#### Dataset listings of figures
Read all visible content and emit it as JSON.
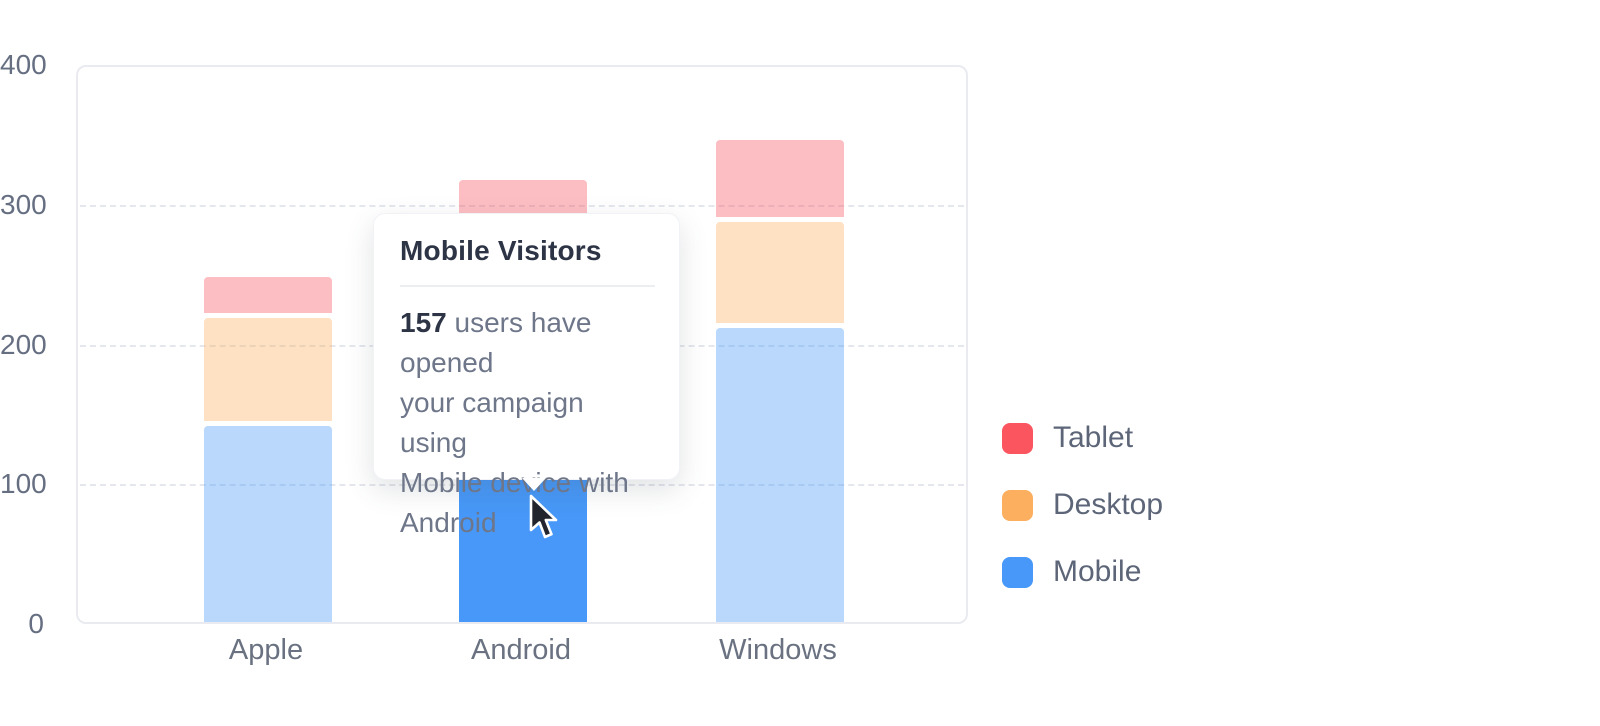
{
  "chart_data": {
    "type": "bar",
    "stacked": true,
    "title": "",
    "xlabel": "",
    "ylabel": "",
    "categories": [
      "Apple",
      "Android",
      "Windows"
    ],
    "series": [
      {
        "name": "Mobile",
        "color": "#4798f8",
        "values": [
          142,
          157,
          212
        ]
      },
      {
        "name": "Desktop",
        "color": "#fbaf5f",
        "values": [
          77,
          100,
          76
        ]
      },
      {
        "name": "Tablet",
        "color": "#fb5560",
        "values": [
          28,
          59,
          57
        ]
      }
    ],
    "ylim": [
      0,
      400
    ],
    "y_ticks": [
      400,
      300,
      200,
      100,
      0
    ],
    "grid": "dashed-horizontal",
    "inactive_series_opacity": 0.38,
    "legend_position": "right",
    "legend": [
      {
        "label": "Tablet",
        "color": "#fb5560",
        "series_index": 2
      },
      {
        "label": "Desktop",
        "color": "#fbaf5f",
        "series_index": 1
      },
      {
        "label": "Mobile",
        "color": "#4798f8",
        "series_index": 0
      }
    ],
    "active_segment": {
      "category": "Android",
      "series": "Mobile",
      "value": 157
    }
  },
  "tooltip": {
    "title": "Mobile Visitors",
    "count": "157",
    "line1_rest": " users have opened",
    "line2": "your campaign using",
    "line3": "Mobile device with",
    "line4": "Android"
  }
}
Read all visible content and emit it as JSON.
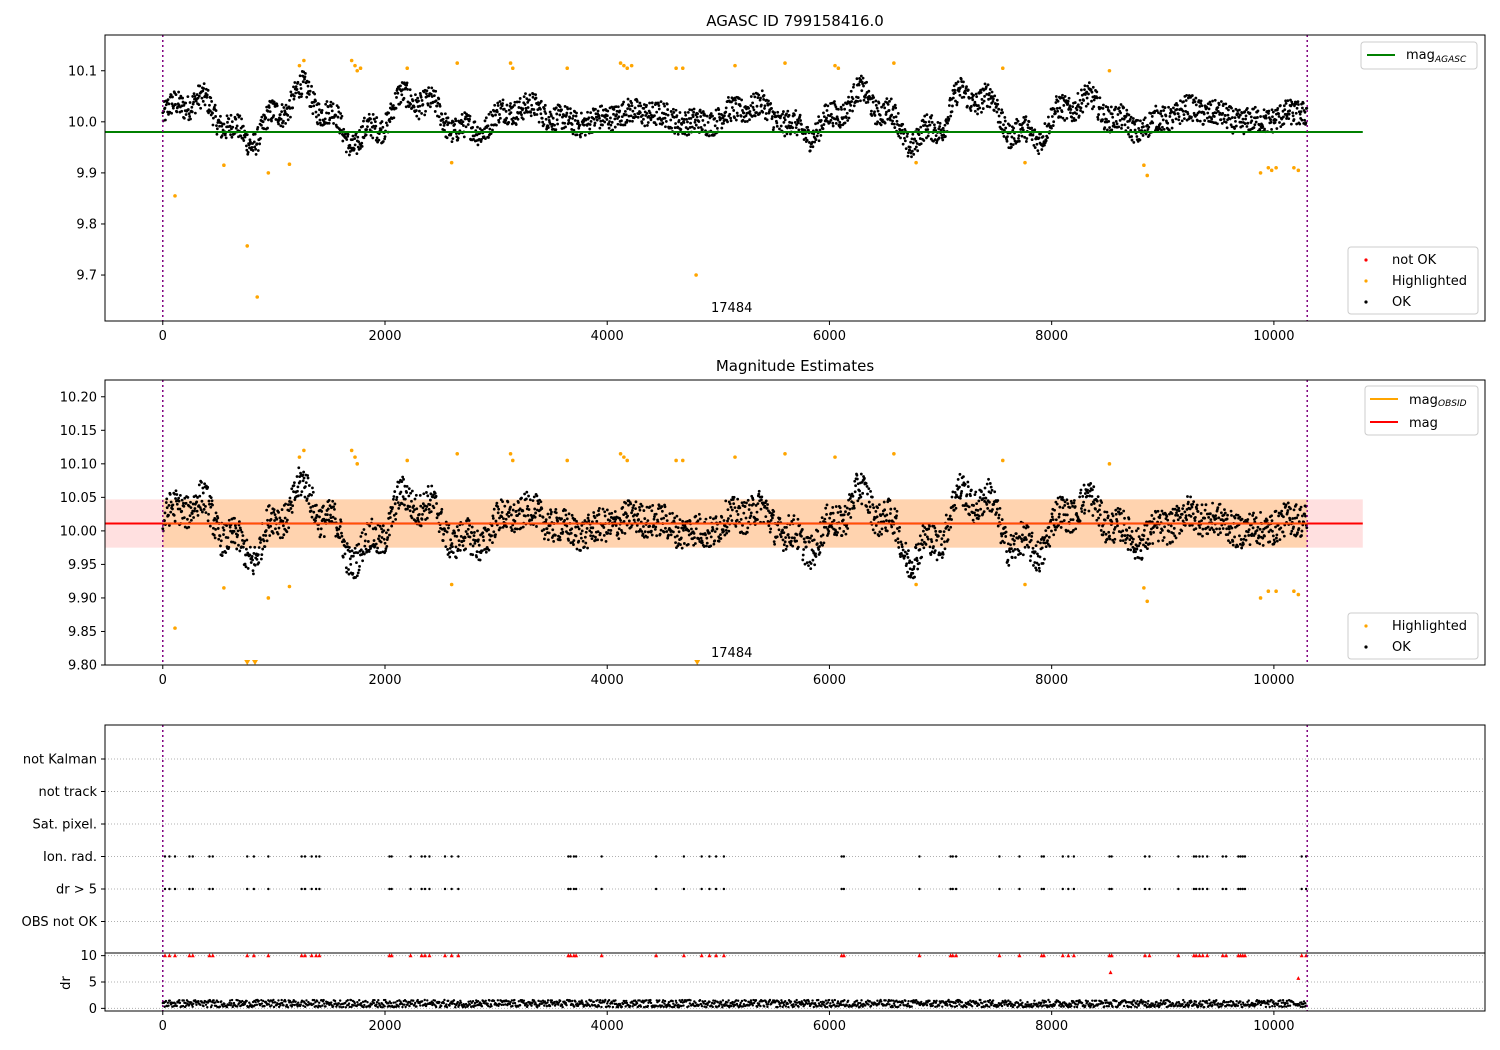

#### YOUR TASK
Omitting all images, retype each line of the records precisely.

#### ANSWER TO THIS PROBLEM
Read all visible content and emit it as JSON.
{
  "chart_data": {
    "type": "bar",
    "stacked": true,
    "title": "",
    "xlabel": "",
    "ylabel": "",
    "categories": [
      "Apple",
      "Android",
      "Windows"
    ],
    "series": [
      {
        "name": "Mobile",
        "color": "#4798f8",
        "values": [
          142,
          157,
          212
        ]
      },
      {
        "name": "Desktop",
        "color": "#fbaf5f",
        "values": [
          77,
          100,
          76
        ]
      },
      {
        "name": "Tablet",
        "color": "#fb5560",
        "values": [
          28,
          59,
          57
        ]
      }
    ],
    "ylim": [
      0,
      400
    ],
    "y_ticks": [
      400,
      300,
      200,
      100,
      0
    ],
    "grid": "dashed-horizontal",
    "inactive_series_opacity": 0.38,
    "legend_position": "right",
    "legend": [
      {
        "label": "Tablet",
        "color": "#fb5560",
        "series_index": 2
      },
      {
        "label": "Desktop",
        "color": "#fbaf5f",
        "series_index": 1
      },
      {
        "label": "Mobile",
        "color": "#4798f8",
        "series_index": 0
      }
    ],
    "active_segment": {
      "category": "Android",
      "series": "Mobile",
      "value": 157
    }
  },
  "tooltip": {
    "title": "Mobile Visitors",
    "count": "157",
    "line1_rest": " users have opened",
    "line2": "your campaign using",
    "line3": "Mobile device with",
    "line4": "Android"
  }
}
Read all visible content and emit it as JSON.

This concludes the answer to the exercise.